Workflow supervision and review by:

#### Instructor: Prof. Michael Pyrcz, Ph.D., P.Eng., Associate Professor, The Univeristy of Texas at Austin
##### [Twitter](https://twitter.com/geostatsguy) | [GitHub](https://github.com/GeostatsGuy) | [Website](http://michaelpyrcz.com) | [GoogleScholar](https://scholar.google.com/citations?user=QVZ20eQAAAAJ&hl=en&oi=ao) | [Book](https://www.amazon.com/Geostatistical-Reservoir-Modeling-Michael-Pyrcz/dp/0199731446) | [YouTube](https://www.youtube.com/channel/UCLqEr-xV-ceHdXXXrTId5ig)  | [LinkedIn](https://www.linkedin.com/in/michael-pyrcz-61a648a1)

#### Course TA: Misael Morales, Graduate Student, The University of Texas at Austin
##### [LinkedIn](https://www.linkedin.com/in/misaelmmorales/)
────────────────────
- [Task instructions] Reproduce part of the course credits above word for word, beginning at the words "#### Instructor: Prof." and stopping after "##### [LinkedIn](https://www.linkedin.com/in/misaelmmorales/)".

- [Box coordinate listings]
────────────────────
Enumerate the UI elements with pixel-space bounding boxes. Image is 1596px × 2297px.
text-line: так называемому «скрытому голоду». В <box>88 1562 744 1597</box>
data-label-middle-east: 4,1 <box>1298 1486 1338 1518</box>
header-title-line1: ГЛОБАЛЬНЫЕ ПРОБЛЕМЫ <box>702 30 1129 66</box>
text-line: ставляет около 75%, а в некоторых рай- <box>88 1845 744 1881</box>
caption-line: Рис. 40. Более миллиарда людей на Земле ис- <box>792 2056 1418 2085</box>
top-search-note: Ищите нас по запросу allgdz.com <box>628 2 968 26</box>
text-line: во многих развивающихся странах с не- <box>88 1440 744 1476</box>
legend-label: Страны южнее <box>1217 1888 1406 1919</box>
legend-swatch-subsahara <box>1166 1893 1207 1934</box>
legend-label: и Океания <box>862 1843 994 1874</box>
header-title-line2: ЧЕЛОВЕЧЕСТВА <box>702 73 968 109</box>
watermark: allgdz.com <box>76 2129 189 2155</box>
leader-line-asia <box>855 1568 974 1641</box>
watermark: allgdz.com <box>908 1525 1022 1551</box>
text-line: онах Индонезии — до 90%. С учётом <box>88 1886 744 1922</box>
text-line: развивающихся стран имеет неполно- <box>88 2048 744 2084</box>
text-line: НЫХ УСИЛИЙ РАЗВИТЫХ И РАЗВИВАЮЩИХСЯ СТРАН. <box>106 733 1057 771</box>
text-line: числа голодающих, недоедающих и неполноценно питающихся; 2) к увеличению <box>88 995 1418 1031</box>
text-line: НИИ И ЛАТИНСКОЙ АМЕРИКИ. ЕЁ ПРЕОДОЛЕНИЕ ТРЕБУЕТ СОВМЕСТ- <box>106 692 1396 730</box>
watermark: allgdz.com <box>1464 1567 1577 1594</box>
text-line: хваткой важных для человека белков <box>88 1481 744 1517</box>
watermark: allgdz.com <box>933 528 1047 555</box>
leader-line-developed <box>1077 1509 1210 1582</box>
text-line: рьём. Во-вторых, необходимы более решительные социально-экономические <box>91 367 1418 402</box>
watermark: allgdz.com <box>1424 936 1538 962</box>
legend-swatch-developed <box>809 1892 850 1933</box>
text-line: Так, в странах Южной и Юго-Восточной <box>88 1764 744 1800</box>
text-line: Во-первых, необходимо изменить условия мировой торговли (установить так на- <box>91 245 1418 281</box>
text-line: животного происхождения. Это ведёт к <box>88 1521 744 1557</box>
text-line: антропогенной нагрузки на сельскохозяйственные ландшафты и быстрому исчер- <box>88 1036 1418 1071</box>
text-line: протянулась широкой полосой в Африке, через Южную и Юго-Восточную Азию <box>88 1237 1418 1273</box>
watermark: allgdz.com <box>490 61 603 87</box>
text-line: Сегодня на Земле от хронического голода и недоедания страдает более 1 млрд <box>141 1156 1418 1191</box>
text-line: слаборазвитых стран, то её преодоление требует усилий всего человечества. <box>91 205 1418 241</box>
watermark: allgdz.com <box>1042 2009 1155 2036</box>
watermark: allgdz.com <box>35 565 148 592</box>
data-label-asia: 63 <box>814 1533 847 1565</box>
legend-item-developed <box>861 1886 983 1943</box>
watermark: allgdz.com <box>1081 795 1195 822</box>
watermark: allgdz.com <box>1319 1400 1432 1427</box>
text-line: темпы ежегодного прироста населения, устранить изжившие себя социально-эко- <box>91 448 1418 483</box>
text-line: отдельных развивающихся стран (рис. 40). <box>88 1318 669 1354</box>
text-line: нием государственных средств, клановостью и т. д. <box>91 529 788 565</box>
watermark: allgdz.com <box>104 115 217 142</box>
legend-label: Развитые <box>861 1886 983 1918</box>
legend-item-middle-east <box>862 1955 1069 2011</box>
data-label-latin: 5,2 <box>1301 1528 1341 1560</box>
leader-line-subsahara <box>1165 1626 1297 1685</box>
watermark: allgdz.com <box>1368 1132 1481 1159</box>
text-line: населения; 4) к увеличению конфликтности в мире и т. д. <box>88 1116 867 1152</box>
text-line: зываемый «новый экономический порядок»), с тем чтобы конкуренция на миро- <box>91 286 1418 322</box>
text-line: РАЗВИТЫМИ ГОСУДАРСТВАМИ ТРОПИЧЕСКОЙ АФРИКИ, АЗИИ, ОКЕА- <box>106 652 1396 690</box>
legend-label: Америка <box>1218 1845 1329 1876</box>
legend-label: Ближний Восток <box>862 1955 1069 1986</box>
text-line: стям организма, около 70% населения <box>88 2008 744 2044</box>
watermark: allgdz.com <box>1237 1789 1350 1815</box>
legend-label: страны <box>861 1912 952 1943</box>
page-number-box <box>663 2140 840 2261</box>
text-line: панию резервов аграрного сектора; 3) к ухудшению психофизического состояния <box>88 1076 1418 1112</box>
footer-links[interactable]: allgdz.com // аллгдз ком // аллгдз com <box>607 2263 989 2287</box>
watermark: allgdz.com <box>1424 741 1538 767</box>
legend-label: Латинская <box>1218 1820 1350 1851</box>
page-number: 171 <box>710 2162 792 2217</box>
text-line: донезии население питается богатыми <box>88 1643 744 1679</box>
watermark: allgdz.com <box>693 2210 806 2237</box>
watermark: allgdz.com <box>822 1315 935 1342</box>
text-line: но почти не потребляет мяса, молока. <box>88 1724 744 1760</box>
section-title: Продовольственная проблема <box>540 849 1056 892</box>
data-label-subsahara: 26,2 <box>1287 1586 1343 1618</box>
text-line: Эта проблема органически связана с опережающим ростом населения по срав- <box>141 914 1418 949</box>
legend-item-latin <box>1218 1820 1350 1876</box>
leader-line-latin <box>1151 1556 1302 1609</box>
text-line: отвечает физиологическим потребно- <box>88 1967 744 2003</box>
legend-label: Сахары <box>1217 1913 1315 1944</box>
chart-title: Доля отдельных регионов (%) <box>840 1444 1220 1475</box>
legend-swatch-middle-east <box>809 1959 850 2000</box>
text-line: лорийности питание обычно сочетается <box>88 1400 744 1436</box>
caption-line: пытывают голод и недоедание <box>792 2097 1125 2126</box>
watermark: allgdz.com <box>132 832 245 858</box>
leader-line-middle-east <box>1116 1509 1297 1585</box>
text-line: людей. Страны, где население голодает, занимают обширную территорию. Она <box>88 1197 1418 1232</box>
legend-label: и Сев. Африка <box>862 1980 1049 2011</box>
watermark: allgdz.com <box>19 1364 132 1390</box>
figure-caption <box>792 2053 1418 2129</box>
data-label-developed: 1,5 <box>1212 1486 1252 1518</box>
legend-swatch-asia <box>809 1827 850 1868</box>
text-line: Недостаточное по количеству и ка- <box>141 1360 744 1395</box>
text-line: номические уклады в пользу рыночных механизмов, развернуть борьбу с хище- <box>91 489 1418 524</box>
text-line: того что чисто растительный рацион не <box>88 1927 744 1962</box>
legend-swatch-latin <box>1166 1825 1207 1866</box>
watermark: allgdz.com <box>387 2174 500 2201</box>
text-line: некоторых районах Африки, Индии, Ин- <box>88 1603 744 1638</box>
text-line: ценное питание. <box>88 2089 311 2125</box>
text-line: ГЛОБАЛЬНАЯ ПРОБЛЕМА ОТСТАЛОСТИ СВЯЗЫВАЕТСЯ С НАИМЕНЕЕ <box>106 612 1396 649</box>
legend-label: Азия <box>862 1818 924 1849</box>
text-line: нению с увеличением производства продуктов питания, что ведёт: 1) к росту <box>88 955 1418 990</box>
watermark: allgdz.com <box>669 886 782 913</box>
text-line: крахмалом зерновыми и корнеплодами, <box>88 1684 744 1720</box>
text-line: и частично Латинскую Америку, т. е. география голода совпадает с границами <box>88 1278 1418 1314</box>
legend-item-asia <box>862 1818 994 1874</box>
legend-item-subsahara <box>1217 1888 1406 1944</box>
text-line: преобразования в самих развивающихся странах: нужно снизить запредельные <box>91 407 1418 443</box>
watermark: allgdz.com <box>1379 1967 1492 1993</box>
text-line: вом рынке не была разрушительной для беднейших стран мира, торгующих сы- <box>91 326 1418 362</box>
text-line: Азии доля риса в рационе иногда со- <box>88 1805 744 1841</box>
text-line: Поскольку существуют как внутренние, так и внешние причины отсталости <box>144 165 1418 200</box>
────────────────────
- [Result below]
#### Instructor: Prof. Michael Pyrcz, Ph.D., P.Eng., Associate Professor, The Univeristy of Texas at Austin
##### [Twitter](https://twitter.com/geostatsguy) | [GitHub](https://github.com/GeostatsGuy) | [Website](http://michaelpyrcz.com) | [GoogleScholar](https://scholar.google.com/citations?user=QVZ20eQAAAAJ&hl=en&oi=ao) | [Book](https://www.amazon.com/Geostatistical-Reservoir-Modeling-Michael-Pyrcz/dp/0199731446) | [YouTube](https://www.youtube.com/channel/UCLqEr-xV-ceHdXXXrTId5ig)  | [LinkedIn](https://www.linkedin.com/in/michael-pyrcz-61a648a1)

#### Course TA: Misael Morales, Graduate Student, The University of Texas at Austin
##### [LinkedIn](https://www.linkedin.com/in/misaelmmorales/)